• _Task data_:
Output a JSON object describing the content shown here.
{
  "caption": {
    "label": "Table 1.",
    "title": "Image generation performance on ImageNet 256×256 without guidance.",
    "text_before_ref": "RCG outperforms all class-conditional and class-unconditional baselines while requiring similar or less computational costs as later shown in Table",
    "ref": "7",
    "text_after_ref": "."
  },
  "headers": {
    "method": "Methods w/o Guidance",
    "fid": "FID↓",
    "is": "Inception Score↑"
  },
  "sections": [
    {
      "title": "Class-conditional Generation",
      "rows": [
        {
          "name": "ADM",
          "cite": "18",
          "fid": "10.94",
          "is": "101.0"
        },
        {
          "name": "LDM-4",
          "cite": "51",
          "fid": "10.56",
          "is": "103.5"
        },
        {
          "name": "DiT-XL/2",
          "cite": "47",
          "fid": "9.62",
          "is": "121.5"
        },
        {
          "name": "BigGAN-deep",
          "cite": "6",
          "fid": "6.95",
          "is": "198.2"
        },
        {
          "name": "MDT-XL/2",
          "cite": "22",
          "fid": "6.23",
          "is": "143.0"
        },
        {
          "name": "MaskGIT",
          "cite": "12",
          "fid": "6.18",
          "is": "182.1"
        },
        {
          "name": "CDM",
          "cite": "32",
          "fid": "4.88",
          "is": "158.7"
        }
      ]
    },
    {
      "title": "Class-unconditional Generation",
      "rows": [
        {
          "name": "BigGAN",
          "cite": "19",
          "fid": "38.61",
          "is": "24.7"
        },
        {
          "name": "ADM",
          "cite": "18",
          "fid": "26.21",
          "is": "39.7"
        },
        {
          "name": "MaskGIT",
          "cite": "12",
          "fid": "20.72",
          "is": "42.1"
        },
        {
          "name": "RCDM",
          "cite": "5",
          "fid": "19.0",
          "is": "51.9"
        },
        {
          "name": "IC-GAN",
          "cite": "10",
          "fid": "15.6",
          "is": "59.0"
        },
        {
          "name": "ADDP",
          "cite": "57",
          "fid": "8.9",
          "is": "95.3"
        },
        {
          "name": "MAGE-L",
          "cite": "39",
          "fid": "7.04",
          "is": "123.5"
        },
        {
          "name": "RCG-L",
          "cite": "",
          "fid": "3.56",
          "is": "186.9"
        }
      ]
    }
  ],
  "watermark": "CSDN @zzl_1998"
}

• _Requirements_: Every record above should be output exactly.

• _Solution to this task_:
Output a JSON object describing the content shown here.
{
  "caption": {
    "label": "Table 1.",
    "title": "Image generation performance on ImageNet 256×256 without guidance.",
    "text_before_ref": "RCG outperforms all class-conditional and class-unconditional baselines while requiring similar or less computational costs as later shown in Table",
    "ref": "7",
    "text_after_ref": "."
  },
  "headers": {
    "method": "Methods w/o Guidance",
    "fid": "FID↓",
    "is": "Inception Score↑"
  },
  "sections": [
    {
      "title": "Class-conditional Generation",
      "rows": [
        {
          "name": "ADM",
          "cite": "18",
          "fid": "10.94",
          "is": "101.0"
        },
        {
          "name": "LDM-4",
          "cite": "51",
          "fid": "10.56",
          "is": "103.5"
        },
        {
          "name": "DiT-XL/2",
          "cite": "47",
          "fid": "9.62",
          "is": "121.5"
        },
        {
          "name": "BigGAN-deep",
          "cite": "6",
          "fid": "6.95",
          "is": "198.2"
        },
        {
          "name": "MDT-XL/2",
          "cite": "22",
          "fid": "6.23",
          "is": "143.0"
        },
        {
          "name": "MaskGIT",
          "cite": "12",
          "fid": "6.18",
          "is": "182.1"
        },
        {
          "name": "CDM",
          "cite": "32",
          "fid": "4.88",
          "is": "158.7"
        }
      ]
    },
    {
      "title": "Class-unconditional Generation",
      "rows": [
        {
          "name": "BigGAN",
          "cite": "19",
          "fid": "38.61",
          "is": "24.7"
        },
        {
          "name": "ADM",
          "cite": "18",
          "fid": "26.21",
          "is": "39.7"
        },
        {
          "name": "MaskGIT",
          "cite": "12",
          "fid": "20.72",
          "is": "42.1"
        },
        {
          "name": "RCDM",
          "cite": "5",
          "fid": "19.0",
          "is": "51.9"
        },
        {
          "name": "IC-GAN",
          "cite": "10",
          "fid": "15.6",
          "is": "59.0"
        },
        {
          "name": "ADDP",
          "cite": "57",
          "fid": "8.9",
          "is": "95.3"
        },
        {
          "name": "MAGE-L",
          "cite": "39",
          "fid": "7.04",
          "is": "123.5"
        },
        {
          "name": "RCG-L",
          "cite": "",
          "fid": "3.56",
          "is": "186.9"
        }
      ]
    }
  ],
  "watermark": "CSDN @zzl_1998"
}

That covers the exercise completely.